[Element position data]

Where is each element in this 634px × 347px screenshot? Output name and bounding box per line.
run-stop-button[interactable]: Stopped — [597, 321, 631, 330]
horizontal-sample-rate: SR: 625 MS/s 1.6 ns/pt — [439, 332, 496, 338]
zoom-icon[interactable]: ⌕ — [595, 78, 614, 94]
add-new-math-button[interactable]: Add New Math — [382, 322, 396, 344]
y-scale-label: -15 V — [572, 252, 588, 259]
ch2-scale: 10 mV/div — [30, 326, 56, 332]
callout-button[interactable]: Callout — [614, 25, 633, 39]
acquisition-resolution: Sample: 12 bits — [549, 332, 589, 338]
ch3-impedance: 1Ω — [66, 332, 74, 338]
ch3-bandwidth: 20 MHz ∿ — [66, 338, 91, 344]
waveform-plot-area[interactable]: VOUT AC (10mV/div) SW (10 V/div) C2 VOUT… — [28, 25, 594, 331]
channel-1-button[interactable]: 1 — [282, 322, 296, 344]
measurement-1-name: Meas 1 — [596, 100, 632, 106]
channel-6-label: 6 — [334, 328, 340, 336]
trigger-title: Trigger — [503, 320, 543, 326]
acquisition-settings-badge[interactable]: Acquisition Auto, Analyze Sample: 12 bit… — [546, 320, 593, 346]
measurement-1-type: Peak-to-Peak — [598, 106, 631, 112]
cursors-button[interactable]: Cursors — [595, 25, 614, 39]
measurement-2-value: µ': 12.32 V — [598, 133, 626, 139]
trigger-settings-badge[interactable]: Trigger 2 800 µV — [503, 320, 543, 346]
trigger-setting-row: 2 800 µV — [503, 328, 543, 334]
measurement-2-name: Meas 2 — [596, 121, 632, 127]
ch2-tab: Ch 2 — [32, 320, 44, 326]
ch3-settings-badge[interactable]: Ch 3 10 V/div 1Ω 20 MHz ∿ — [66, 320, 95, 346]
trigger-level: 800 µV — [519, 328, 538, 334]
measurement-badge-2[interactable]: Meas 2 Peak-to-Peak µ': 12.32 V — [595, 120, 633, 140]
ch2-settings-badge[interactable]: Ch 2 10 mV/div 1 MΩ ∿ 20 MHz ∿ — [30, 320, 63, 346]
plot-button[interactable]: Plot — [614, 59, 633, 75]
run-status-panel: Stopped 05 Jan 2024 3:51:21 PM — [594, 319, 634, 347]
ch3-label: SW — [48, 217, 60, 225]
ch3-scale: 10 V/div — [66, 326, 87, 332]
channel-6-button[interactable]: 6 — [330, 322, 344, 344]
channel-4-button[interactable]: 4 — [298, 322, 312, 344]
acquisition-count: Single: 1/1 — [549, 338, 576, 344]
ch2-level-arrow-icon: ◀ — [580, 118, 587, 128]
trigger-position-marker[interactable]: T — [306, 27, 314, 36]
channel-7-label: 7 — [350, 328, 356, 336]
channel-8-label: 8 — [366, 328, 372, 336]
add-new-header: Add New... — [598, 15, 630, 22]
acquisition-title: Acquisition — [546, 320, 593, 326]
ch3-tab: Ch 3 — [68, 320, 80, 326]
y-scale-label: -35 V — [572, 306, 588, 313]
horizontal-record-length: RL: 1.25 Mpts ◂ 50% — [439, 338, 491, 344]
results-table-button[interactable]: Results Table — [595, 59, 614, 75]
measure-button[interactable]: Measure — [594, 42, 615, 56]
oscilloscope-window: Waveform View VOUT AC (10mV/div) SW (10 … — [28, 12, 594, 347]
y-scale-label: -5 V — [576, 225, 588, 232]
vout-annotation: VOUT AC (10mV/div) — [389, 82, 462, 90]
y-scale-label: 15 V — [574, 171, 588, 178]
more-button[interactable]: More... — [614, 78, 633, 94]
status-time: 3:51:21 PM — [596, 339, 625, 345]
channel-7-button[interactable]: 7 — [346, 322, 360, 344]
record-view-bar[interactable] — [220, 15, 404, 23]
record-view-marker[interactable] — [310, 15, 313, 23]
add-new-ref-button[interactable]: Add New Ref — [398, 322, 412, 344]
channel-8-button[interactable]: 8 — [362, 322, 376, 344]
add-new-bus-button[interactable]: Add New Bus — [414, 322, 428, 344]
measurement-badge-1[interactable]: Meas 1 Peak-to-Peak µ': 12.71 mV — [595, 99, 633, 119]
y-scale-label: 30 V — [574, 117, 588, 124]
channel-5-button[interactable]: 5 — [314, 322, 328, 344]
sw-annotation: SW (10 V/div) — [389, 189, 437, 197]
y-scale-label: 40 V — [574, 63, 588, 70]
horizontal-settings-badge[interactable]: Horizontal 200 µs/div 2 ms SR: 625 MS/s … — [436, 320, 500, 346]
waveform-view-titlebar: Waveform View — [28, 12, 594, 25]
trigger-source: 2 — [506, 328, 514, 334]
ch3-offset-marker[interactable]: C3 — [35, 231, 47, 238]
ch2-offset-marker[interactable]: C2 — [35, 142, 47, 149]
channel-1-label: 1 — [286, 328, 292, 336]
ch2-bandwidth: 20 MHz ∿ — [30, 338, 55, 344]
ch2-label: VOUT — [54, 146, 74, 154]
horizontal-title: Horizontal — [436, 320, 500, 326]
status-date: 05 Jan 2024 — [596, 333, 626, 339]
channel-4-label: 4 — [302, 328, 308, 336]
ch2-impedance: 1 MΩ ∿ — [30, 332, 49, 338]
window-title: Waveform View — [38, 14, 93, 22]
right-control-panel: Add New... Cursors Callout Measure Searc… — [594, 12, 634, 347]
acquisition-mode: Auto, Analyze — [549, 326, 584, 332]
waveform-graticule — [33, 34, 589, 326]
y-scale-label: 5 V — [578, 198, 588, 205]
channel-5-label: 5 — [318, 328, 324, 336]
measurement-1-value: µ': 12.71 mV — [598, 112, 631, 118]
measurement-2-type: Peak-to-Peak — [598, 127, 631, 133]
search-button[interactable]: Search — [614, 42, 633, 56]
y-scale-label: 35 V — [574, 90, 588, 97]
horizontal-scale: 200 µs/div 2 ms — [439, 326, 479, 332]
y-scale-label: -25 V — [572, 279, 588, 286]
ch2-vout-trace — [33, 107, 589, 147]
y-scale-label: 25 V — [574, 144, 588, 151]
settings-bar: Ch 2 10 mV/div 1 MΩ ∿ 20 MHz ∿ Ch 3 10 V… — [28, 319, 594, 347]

WRITTEN REQUEST
From the listing above, please keep only the lines that contain the string "acquisition". Case counts.

SOLUTION TO THIS PROBLEM
acquisition-resolution: Sample: 12 bits — [549, 332, 589, 338]
acquisition-settings-badge[interactable]: Acquisition Auto, Analyze Sample: 12 bit… — [546, 320, 593, 346]
acquisition-count: Single: 1/1 — [549, 338, 576, 344]
acquisition-title: Acquisition — [546, 320, 593, 326]
acquisition-mode: Auto, Analyze — [549, 326, 584, 332]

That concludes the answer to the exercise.